■ TASK TO CARRY OUT ■
Scan the entries below and extract each line with the word "повышение" in it.

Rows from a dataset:
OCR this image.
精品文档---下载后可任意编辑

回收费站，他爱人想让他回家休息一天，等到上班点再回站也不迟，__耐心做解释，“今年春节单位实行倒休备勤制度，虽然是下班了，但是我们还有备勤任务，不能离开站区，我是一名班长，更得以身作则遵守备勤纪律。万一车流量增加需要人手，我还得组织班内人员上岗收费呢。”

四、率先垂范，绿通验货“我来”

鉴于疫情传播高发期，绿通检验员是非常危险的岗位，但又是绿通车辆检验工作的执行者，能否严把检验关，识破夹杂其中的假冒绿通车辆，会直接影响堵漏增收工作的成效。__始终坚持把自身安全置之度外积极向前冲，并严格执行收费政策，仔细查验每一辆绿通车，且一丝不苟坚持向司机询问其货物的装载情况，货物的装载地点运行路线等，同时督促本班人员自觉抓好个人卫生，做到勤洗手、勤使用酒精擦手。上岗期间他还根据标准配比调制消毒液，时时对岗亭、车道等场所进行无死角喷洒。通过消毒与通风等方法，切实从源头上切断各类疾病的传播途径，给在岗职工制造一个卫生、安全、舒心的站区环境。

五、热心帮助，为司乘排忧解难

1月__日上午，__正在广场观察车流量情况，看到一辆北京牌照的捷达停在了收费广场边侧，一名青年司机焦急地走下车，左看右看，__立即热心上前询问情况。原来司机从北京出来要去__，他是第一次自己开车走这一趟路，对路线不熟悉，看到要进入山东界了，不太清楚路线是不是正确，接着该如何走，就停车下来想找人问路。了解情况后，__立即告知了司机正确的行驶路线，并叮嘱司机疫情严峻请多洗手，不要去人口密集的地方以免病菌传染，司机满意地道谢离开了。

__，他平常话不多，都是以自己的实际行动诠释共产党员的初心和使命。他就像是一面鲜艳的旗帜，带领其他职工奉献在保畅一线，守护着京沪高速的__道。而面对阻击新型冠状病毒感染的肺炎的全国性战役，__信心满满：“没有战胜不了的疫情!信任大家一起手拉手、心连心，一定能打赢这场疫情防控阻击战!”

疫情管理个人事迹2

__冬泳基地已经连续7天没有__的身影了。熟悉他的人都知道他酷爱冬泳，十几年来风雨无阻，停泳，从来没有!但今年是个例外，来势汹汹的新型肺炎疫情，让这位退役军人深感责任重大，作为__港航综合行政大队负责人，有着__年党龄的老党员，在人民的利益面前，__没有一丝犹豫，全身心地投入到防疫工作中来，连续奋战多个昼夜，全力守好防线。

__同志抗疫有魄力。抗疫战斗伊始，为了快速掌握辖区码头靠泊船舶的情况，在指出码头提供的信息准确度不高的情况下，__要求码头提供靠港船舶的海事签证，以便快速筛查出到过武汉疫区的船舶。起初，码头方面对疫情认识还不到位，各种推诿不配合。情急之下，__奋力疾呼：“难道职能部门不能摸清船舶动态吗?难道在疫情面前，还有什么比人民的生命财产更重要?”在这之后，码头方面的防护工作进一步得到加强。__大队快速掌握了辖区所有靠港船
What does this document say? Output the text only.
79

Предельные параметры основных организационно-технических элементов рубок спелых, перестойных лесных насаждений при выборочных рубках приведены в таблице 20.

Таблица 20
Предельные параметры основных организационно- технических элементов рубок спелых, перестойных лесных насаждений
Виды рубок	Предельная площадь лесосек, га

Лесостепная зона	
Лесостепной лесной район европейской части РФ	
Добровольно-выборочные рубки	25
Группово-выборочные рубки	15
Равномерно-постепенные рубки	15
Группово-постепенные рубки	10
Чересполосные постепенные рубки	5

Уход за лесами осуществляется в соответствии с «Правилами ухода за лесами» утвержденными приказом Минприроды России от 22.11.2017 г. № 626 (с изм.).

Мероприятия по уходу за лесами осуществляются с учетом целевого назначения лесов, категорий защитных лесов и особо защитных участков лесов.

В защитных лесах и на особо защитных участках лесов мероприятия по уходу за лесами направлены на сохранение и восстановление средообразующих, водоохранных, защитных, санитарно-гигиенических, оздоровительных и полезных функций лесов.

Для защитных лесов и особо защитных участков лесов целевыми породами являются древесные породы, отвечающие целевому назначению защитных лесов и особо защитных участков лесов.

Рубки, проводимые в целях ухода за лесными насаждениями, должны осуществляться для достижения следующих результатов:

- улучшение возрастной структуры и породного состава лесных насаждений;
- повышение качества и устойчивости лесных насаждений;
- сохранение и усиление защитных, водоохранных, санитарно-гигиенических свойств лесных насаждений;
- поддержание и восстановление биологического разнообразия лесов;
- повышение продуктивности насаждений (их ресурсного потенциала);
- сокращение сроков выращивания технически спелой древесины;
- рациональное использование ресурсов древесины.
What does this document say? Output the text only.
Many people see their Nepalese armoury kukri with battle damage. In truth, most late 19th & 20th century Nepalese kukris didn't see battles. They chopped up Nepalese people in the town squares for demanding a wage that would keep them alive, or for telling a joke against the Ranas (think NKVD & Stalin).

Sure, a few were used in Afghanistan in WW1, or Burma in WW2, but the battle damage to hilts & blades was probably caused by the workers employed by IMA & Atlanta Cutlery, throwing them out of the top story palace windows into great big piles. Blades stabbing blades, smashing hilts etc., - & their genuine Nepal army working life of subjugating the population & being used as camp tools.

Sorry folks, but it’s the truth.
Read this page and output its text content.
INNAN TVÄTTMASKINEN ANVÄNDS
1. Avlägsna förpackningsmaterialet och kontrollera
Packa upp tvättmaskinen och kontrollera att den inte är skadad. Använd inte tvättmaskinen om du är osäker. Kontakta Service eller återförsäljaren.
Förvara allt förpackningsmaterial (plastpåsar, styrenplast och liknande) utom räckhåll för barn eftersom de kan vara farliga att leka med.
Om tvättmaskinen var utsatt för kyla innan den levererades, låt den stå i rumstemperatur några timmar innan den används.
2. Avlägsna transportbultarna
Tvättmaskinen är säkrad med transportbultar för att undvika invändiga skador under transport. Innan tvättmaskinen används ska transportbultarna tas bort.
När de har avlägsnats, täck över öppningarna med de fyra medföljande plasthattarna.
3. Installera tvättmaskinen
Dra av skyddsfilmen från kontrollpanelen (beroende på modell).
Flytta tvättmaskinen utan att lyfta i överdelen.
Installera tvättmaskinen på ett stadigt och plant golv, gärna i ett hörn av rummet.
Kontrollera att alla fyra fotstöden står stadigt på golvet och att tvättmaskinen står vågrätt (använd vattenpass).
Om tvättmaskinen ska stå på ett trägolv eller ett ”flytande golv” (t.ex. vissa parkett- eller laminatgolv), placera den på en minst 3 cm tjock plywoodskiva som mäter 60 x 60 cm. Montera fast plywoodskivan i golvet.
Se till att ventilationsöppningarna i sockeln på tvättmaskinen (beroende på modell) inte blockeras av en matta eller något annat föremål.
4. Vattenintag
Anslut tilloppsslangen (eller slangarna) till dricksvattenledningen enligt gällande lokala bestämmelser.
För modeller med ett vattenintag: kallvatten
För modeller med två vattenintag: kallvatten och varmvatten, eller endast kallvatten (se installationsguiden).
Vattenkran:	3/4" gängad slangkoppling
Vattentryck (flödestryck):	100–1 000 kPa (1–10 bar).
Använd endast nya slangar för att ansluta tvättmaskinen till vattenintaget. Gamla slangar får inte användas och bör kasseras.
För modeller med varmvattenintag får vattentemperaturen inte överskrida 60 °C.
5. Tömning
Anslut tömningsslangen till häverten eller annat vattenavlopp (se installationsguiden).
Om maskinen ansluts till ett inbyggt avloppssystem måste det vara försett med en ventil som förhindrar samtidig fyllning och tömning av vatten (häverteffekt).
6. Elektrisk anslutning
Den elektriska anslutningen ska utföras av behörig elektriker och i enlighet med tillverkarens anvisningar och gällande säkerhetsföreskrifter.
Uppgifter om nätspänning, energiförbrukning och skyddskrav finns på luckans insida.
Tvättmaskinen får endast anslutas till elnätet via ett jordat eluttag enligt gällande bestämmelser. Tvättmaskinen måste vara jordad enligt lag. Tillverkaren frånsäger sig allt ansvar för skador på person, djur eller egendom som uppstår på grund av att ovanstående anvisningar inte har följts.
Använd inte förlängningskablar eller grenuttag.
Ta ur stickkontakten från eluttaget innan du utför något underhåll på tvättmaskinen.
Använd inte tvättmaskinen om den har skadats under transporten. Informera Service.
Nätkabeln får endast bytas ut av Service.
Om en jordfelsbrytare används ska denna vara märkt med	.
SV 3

■ TASK ANSWER ■
- повышение качества и устойчивости лесных насаждений;
- повышение продуктивности насаждений (их ресурсного потенциала);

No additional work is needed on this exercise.